Can you quote the records below in full, word for word?
--------------------------------
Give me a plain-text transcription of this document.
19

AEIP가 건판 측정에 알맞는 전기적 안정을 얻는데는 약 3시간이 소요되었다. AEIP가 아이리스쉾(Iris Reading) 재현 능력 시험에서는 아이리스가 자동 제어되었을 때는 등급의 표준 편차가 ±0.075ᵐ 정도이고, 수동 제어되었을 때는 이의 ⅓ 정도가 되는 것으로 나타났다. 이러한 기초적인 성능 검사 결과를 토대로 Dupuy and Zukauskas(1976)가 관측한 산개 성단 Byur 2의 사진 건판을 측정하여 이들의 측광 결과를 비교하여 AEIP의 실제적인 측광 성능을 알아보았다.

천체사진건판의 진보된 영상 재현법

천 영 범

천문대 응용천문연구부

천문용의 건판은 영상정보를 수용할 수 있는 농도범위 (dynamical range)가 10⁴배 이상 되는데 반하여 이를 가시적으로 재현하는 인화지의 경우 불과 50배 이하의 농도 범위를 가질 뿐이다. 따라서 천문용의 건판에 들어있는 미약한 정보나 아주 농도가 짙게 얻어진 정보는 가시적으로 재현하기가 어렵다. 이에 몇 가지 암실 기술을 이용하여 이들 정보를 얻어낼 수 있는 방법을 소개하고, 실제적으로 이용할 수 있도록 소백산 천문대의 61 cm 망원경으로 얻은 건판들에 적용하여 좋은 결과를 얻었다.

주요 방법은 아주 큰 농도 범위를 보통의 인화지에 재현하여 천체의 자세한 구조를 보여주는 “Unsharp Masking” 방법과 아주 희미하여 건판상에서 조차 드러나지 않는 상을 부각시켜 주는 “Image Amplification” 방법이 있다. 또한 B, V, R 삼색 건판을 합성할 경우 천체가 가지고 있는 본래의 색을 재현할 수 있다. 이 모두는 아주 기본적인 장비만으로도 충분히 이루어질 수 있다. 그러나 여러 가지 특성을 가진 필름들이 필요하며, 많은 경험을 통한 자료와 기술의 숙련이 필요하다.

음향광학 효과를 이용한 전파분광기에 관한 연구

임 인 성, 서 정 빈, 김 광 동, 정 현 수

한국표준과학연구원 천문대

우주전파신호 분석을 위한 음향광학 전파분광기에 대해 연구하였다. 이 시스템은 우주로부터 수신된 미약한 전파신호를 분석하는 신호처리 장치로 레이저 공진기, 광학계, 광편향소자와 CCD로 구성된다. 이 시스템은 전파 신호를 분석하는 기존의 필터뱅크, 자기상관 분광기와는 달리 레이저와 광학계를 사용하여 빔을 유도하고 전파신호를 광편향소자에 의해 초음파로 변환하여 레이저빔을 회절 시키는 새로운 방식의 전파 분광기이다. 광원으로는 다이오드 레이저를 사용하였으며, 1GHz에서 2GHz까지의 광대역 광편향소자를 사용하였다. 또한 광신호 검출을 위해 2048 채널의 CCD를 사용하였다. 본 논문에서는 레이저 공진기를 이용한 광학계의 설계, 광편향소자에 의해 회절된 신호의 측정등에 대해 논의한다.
--------------------------------
### Complete answer:
Give me a plain-text transcription of this document.
19

AEIP가 건판 측정에 알맞는 전기적 안정을 얻는데는 약 3시간이 소요되었다. AEIP가 아이리스쉾(Iris Reading) 재현 능력 시험에서는 아이리스가 자동 제어되었을 때는 등급의 표준 편차가 ±0.075ᵐ 정도이고, 수동 제어되었을 때는 이의 ⅓ 정도가 되는 것으로 나타났다. 이러한 기초적인 성능 검사 결과를 토대로 Dupuy and Zukauskas(1976)가 관측한 산개 성단 Byur 2의 사진 건판을 측정하여 이들의 측광 결과를 비교하여 AEIP의 실제적인 측광 성능을 알아보았다.

천체사진건판의 진보된 영상 재현법

천 영 범

천문대 응용천문연구부

천문용의 건판은 영상정보를 수용할 수 있는 농도범위 (dynamical range)가 10⁴배 이상 되는데 반하여 이를 가시적으로 재현하는 인화지의 경우 불과 50배 이하의 농도 범위를 가질 뿐이다. 따라서 천문용의 건판에 들어있는 미약한 정보나 아주 농도가 짙게 얻어진 정보는 가시적으로 재현하기가 어렵다. 이에 몇 가지 암실 기술을 이용하여 이들 정보를 얻어낼 수 있는 방법을 소개하고, 실제적으로 이용할 수 있도록 소백산 천문대의 61 cm 망원경으로 얻은 건판들에 적용하여 좋은 결과를 얻었다.

주요 방법은 아주 큰 농도 범위를 보통의 인화지에 재현하여 천체의 자세한 구조를 보여주는 “Unsharp Masking” 방법과 아주 희미하여 건판상에서 조차 드러나지 않는 상을 부각시켜 주는 “Image Amplification” 방법이 있다. 또한 B, V, R 삼색 건판을 합성할 경우 천체가 가지고 있는 본래의 색을 재현할 수 있다. 이 모두는 아주 기본적인 장비만으로도 충분히 이루어질 수 있다. 그러나 여러 가지 특성을 가진 필름들이 필요하며, 많은 경험을 통한 자료와 기술의 숙련이 필요하다.

음향광학 효과를 이용한 전파분광기에 관한 연구

임 인 성, 서 정 빈, 김 광 동, 정 현 수

한국표준과학연구원 천문대

우주전파신호 분석을 위한 음향광학 전파분광기에 대해 연구하였다. 이 시스템은 우주로부터 수신된 미약한 전파신호를 분석하는 신호처리 장치로 레이저 공진기, 광학계, 광편향소자와 CCD로 구성된다. 이 시스템은 전파 신호를 분석하는 기존의 필터뱅크, 자기상관 분광기와는 달리 레이저와 광학계를 사용하여 빔을 유도하고 전파신호를 광편향소자에 의해 초음파로 변환하여 레이저빔을 회절 시키는 새로운 방식의 전파 분광기이다. 광원으로는 다이오드 레이저를 사용하였으며, 1GHz에서 2GHz까지의 광대역 광편향소자를 사용하였다. 또한 광신호 검출을 위해 2048 채널의 CCD를 사용하였다. 본 논문에서는 레이저 공진기를 이용한 광학계의 설계, 광편향소자에 의해 회절된 신호의 측정등에 대해 논의한다.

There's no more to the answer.